### MATERIAL TO PROCESS

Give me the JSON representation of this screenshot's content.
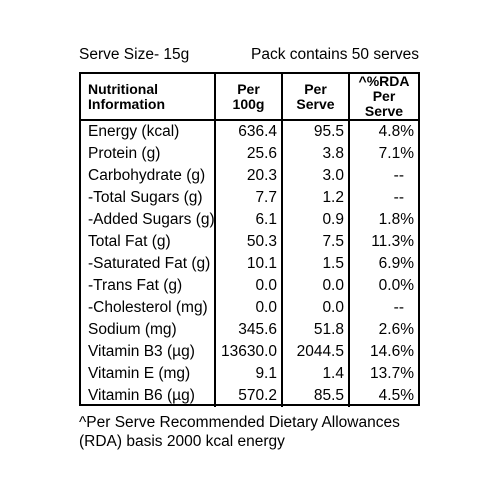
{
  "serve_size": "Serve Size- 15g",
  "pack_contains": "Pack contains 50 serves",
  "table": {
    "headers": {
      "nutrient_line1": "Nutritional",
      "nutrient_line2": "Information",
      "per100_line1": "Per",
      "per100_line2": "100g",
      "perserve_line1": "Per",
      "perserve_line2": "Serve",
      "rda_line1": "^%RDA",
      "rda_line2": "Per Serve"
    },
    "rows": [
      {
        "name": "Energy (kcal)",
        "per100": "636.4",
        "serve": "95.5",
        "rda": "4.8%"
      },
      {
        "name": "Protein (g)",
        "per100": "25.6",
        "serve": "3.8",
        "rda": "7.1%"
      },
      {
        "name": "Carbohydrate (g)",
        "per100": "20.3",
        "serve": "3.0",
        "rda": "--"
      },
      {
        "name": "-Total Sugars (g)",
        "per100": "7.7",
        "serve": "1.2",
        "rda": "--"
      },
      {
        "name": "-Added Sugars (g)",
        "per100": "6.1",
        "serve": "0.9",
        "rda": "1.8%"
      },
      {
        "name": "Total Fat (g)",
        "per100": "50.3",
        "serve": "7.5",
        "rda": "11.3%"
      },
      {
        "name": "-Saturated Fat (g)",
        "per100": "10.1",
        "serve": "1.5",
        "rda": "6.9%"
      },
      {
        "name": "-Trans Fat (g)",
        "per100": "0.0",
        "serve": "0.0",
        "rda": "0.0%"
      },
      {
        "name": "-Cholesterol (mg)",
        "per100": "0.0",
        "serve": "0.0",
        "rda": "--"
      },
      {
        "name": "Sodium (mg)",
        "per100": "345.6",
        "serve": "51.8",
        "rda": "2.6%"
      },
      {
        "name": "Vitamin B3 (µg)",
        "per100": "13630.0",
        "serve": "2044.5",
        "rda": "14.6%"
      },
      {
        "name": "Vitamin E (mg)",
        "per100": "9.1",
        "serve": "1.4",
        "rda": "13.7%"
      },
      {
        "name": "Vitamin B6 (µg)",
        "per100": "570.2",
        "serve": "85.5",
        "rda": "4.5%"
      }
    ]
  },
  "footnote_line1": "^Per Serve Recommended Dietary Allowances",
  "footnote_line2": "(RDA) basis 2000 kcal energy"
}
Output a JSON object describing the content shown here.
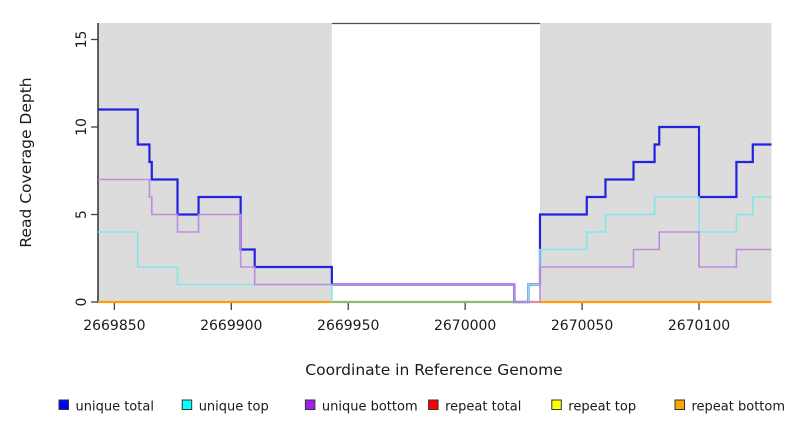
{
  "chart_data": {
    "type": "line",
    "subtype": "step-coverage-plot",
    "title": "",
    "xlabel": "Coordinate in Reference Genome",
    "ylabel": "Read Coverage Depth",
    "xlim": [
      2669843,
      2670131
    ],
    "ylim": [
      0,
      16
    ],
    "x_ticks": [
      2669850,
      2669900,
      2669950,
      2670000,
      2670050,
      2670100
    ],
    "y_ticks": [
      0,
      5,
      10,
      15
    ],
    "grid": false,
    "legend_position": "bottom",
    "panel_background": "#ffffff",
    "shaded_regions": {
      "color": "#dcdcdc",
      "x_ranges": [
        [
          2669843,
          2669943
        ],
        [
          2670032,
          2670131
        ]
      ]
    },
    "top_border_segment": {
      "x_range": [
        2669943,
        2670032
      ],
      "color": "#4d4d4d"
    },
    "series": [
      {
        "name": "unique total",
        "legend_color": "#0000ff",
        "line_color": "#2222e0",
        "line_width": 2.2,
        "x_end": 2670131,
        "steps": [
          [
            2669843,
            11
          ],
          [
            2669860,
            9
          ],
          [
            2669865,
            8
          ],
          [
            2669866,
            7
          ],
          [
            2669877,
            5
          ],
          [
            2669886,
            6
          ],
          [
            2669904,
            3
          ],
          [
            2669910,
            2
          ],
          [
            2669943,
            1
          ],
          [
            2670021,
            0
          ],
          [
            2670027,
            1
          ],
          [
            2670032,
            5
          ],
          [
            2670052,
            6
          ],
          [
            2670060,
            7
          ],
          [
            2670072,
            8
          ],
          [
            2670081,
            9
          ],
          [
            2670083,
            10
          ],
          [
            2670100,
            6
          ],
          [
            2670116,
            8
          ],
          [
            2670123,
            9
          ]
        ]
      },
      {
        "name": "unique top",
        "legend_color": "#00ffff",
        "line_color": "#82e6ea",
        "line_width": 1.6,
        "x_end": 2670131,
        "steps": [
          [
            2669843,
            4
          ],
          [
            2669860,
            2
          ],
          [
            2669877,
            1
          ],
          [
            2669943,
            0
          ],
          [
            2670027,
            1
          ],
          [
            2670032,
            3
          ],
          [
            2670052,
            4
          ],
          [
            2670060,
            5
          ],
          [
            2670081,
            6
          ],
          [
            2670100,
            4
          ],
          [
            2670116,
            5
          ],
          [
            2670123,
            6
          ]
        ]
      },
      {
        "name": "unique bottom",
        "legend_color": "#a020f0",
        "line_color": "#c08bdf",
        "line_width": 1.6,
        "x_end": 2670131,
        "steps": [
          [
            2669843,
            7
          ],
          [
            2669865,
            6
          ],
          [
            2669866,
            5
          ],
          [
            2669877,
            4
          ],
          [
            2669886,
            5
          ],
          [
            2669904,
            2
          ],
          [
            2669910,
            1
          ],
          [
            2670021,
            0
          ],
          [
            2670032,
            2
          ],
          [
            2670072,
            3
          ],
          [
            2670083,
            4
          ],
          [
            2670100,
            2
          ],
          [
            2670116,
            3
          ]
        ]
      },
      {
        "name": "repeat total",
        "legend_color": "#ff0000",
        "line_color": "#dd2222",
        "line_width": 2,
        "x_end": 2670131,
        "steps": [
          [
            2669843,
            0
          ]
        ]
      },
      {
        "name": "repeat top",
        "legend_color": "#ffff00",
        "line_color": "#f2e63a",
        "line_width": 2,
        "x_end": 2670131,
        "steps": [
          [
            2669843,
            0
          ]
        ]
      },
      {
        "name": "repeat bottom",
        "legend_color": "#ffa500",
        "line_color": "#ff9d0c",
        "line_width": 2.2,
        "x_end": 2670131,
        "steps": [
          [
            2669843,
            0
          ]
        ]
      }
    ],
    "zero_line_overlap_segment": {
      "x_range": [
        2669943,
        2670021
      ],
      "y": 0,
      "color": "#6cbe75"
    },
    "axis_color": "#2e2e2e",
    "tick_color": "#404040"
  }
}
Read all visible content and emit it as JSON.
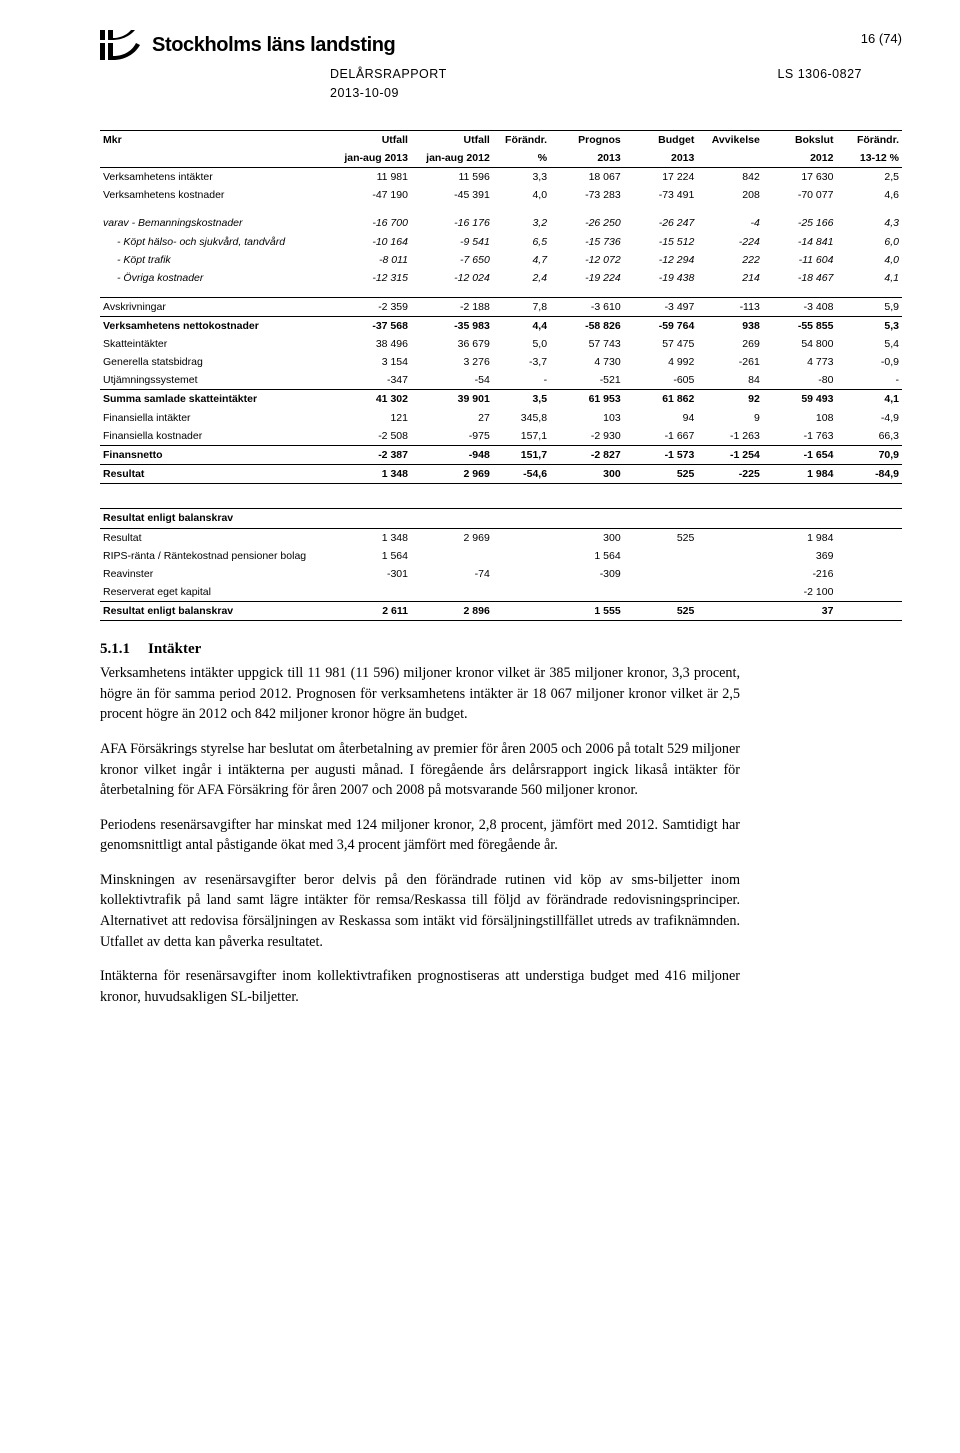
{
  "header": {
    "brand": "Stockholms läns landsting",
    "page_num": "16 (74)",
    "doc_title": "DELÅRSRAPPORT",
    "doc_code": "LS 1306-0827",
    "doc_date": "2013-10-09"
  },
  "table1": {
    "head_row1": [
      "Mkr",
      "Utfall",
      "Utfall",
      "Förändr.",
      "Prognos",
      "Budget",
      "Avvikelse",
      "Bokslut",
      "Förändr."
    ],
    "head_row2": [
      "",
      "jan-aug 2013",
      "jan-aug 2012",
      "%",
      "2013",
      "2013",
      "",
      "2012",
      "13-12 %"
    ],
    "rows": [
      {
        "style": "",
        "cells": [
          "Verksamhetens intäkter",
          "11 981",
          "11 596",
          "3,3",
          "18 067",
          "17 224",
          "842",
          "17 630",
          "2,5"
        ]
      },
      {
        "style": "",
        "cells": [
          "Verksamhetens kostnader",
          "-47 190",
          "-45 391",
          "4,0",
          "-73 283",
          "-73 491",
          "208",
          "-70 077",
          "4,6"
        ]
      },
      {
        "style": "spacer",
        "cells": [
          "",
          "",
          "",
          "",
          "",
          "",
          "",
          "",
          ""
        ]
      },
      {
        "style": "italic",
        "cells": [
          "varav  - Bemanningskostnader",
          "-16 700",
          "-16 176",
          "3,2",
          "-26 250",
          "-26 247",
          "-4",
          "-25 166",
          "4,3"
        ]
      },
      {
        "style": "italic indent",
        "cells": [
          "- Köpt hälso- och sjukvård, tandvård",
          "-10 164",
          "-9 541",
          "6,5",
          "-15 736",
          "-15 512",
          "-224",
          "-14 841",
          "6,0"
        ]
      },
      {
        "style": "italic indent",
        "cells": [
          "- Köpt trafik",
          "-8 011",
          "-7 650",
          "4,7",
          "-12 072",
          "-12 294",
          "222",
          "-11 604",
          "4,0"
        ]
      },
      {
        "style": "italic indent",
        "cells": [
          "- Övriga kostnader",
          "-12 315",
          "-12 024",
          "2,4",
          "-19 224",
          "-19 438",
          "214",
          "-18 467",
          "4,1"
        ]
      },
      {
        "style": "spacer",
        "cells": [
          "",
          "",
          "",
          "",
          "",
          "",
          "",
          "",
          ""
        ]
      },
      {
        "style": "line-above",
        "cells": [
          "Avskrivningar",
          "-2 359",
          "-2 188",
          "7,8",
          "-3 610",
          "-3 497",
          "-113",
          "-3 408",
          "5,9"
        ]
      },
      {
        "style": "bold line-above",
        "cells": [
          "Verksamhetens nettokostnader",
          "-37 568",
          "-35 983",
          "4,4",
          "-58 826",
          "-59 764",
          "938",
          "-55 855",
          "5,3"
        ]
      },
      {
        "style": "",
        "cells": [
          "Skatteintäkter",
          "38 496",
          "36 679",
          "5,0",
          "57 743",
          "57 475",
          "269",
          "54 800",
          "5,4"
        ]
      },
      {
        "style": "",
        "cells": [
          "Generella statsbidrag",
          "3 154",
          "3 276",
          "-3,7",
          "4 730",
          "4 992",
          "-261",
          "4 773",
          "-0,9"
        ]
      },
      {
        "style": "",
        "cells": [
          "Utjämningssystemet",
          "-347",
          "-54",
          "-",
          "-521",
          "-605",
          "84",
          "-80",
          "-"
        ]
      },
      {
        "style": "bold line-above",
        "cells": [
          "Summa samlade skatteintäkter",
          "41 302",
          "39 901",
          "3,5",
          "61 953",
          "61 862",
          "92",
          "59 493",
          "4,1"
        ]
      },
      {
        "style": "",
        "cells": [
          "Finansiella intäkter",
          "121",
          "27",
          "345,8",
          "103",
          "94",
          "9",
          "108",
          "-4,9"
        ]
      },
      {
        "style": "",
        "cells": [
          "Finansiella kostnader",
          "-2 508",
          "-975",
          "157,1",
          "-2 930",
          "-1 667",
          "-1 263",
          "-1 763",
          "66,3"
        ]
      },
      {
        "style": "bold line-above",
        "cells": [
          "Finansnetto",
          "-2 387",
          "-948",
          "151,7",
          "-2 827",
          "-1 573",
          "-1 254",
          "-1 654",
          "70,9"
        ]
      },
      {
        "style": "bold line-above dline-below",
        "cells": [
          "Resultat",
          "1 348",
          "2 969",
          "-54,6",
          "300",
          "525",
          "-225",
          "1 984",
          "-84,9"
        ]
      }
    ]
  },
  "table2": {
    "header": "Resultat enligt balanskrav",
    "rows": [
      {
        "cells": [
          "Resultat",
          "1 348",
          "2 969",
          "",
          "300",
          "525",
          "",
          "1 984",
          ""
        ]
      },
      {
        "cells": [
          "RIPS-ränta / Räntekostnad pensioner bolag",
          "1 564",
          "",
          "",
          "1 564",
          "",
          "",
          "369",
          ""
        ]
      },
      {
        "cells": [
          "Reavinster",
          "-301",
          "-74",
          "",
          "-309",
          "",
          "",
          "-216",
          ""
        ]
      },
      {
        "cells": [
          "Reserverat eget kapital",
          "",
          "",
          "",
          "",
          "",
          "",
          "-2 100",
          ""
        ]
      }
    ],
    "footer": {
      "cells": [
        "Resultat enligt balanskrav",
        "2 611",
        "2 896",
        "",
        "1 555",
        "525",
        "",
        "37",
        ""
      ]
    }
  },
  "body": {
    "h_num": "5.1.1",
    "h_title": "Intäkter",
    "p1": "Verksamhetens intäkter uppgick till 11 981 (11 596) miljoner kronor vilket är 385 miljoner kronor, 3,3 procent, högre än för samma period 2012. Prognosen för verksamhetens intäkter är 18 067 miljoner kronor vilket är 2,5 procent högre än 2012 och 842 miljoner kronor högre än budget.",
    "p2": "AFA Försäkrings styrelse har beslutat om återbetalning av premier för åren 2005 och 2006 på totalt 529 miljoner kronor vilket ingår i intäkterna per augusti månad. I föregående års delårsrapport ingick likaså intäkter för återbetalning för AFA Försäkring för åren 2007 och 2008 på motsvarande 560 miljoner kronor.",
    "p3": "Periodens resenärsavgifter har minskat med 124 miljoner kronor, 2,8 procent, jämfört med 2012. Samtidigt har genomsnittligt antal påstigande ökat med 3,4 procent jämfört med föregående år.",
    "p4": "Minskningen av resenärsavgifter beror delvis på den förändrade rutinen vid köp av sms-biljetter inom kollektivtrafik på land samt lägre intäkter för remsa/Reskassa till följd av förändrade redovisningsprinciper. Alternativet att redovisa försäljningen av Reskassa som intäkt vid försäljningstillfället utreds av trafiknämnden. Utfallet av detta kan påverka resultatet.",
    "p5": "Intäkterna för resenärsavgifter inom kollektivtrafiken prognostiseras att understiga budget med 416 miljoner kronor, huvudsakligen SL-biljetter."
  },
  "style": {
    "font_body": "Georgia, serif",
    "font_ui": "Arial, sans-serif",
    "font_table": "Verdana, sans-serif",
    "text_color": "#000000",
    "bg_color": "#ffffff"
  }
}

######

§ **REQUIRED ACTION**
Give the number of lines in the entries that hold the string "Vitamin", and add nothing else.

§ **WRITTEN ANSWER**
3